**AIM**:
Work out the number of lines in the listing that include the string "terraced". Reply with that number alone.

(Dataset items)
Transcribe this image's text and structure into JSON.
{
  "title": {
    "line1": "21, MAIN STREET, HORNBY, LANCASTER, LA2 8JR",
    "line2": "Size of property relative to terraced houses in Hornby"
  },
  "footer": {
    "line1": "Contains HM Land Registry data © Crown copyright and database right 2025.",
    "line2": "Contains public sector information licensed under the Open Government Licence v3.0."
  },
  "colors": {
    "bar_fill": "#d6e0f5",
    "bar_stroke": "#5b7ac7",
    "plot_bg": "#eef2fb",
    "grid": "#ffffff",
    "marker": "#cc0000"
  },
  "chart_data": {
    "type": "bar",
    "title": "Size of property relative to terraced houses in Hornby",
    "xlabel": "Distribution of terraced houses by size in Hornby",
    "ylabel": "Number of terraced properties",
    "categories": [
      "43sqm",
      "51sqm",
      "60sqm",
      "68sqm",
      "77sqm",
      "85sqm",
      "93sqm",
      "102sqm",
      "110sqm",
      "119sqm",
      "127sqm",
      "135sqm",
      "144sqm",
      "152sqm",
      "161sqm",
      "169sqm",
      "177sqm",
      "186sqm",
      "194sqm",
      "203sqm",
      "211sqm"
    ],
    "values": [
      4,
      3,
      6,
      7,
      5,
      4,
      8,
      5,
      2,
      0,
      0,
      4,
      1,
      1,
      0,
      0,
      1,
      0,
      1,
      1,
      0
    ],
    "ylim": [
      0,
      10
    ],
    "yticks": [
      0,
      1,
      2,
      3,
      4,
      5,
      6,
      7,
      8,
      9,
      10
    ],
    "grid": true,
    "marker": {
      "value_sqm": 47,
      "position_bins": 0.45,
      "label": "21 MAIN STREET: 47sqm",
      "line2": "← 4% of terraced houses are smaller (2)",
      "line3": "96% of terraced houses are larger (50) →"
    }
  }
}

**RESULT OF THIS EXERCISE**:
6